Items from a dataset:
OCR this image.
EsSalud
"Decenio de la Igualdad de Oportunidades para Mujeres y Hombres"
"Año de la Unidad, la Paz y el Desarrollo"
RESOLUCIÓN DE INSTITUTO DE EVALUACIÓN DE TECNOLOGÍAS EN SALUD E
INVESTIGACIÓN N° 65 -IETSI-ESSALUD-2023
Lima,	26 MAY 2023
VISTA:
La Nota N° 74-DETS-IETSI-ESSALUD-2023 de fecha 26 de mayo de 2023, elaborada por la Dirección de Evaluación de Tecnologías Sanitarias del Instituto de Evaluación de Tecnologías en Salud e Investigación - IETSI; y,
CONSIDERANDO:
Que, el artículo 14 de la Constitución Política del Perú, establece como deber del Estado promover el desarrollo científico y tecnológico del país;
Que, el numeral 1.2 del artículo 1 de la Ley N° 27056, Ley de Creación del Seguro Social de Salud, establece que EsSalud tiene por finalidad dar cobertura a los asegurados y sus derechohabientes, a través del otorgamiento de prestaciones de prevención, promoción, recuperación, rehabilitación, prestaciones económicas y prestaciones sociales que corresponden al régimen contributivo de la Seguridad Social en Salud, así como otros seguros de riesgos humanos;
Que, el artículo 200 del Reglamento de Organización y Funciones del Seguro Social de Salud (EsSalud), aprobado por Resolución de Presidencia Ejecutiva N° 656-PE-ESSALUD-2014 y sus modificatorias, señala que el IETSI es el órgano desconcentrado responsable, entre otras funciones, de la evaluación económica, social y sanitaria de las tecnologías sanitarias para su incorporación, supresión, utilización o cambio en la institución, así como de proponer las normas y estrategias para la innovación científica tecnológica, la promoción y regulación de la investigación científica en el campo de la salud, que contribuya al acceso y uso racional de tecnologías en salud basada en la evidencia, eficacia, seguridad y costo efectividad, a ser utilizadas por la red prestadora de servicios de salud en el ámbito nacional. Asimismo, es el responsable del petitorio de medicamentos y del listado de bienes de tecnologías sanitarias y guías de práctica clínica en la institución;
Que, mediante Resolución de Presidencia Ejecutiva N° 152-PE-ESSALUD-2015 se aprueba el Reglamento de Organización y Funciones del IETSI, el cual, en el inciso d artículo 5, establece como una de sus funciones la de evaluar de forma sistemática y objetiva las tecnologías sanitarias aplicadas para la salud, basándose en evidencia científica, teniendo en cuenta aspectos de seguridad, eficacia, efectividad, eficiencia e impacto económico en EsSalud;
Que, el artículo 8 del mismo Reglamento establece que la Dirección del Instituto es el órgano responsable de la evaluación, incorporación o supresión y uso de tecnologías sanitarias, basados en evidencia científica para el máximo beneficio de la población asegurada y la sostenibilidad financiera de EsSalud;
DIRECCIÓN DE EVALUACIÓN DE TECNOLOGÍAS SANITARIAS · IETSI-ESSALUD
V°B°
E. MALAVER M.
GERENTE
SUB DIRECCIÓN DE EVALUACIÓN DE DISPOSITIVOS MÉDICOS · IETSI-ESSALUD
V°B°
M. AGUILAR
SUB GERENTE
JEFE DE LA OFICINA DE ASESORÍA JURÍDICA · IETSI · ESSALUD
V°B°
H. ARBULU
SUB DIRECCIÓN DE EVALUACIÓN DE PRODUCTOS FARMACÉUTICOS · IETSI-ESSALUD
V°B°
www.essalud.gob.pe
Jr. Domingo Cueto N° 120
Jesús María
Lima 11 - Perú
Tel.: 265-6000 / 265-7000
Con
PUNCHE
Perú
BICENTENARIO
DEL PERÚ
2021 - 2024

PROMPT: Extract the full listing above without alteration.

RESULT OF THIS EXERCISE:
OCR this image.
EsSalud
"Decenio de la Igualdad de Oportunidades para Mujeres y Hombres"
"Año de la Unidad, la Paz y el Desarrollo"
RESOLUCIÓN DE INSTITUTO DE EVALUACIÓN DE TECNOLOGÍAS EN SALUD E
INVESTIGACIÓN N° 65 -IETSI-ESSALUD-2023
Lima,	26 MAY 2023
VISTA:
La Nota N° 74-DETS-IETSI-ESSALUD-2023 de fecha 26 de mayo de 2023, elaborada por la Dirección de Evaluación de Tecnologías Sanitarias del Instituto de Evaluación de Tecnologías en Salud e Investigación - IETSI; y,
CONSIDERANDO:
Que, el artículo 14 de la Constitución Política del Perú, establece como deber del Estado promover el desarrollo científico y tecnológico del país;
Que, el numeral 1.2 del artículo 1 de la Ley N° 27056, Ley de Creación del Seguro Social de Salud, establece que EsSalud tiene por finalidad dar cobertura a los asegurados y sus derechohabientes, a través del otorgamiento de prestaciones de prevención, promoción, recuperación, rehabilitación, prestaciones económicas y prestaciones sociales que corresponden al régimen contributivo de la Seguridad Social en Salud, así como otros seguros de riesgos humanos;
Que, el artículo 200 del Reglamento de Organización y Funciones del Seguro Social de Salud (EsSalud), aprobado por Resolución de Presidencia Ejecutiva N° 656-PE-ESSALUD-2014 y sus modificatorias, señala que el IETSI es el órgano desconcentrado responsable, entre otras funciones, de la evaluación económica, social y sanitaria de las tecnologías sanitarias para su incorporación, supresión, utilización o cambio en la institución, así como de proponer las normas y estrategias para la innovación científica tecnológica, la promoción y regulación de la investigación científica en el campo de la salud, que contribuya al acceso y uso racional de tecnologías en salud basada en la evidencia, eficacia, seguridad y costo efectividad, a ser utilizadas por la red prestadora de servicios de salud en el ámbito nacional. Asimismo, es el responsable del petitorio de medicamentos y del listado de bienes de tecnologías sanitarias y guías de práctica clínica en la institución;
Que, mediante Resolución de Presidencia Ejecutiva N° 152-PE-ESSALUD-2015 se aprueba el Reglamento de Organización y Funciones del IETSI, el cual, en el inciso d artículo 5, establece como una de sus funciones la de evaluar de forma sistemática y objetiva las tecnologías sanitarias aplicadas para la salud, basándose en evidencia científica, teniendo en cuenta aspectos de seguridad, eficacia, efectividad, eficiencia e impacto económico en EsSalud;
Que, el artículo 8 del mismo Reglamento establece que la Dirección del Instituto es el órgano responsable de la evaluación, incorporación o supresión y uso de tecnologías sanitarias, basados en evidencia científica para el máximo beneficio de la población asegurada y la sostenibilidad financiera de EsSalud;
DIRECCIÓN DE EVALUACIÓN DE TECNOLOGÍAS SANITARIAS · IETSI-ESSALUD
V°B°
E. MALAVER M.
GERENTE
SUB DIRECCIÓN DE EVALUACIÓN DE DISPOSITIVOS MÉDICOS · IETSI-ESSALUD
V°B°
M. AGUILAR
SUB GERENTE
JEFE DE LA OFICINA DE ASESORÍA JURÍDICA · IETSI · ESSALUD
V°B°
H. ARBULU
SUB DIRECCIÓN DE EVALUACIÓN DE PRODUCTOS FARMACÉUTICOS · IETSI-ESSALUD
V°B°
www.essalud.gob.pe
Jr. Domingo Cueto N° 120
Jesús María
Lima 11 - Perú
Tel.: 265-6000 / 265-7000
Con
PUNCHE
Perú
BICENTENARIO
DEL PERÚ
2021 - 2024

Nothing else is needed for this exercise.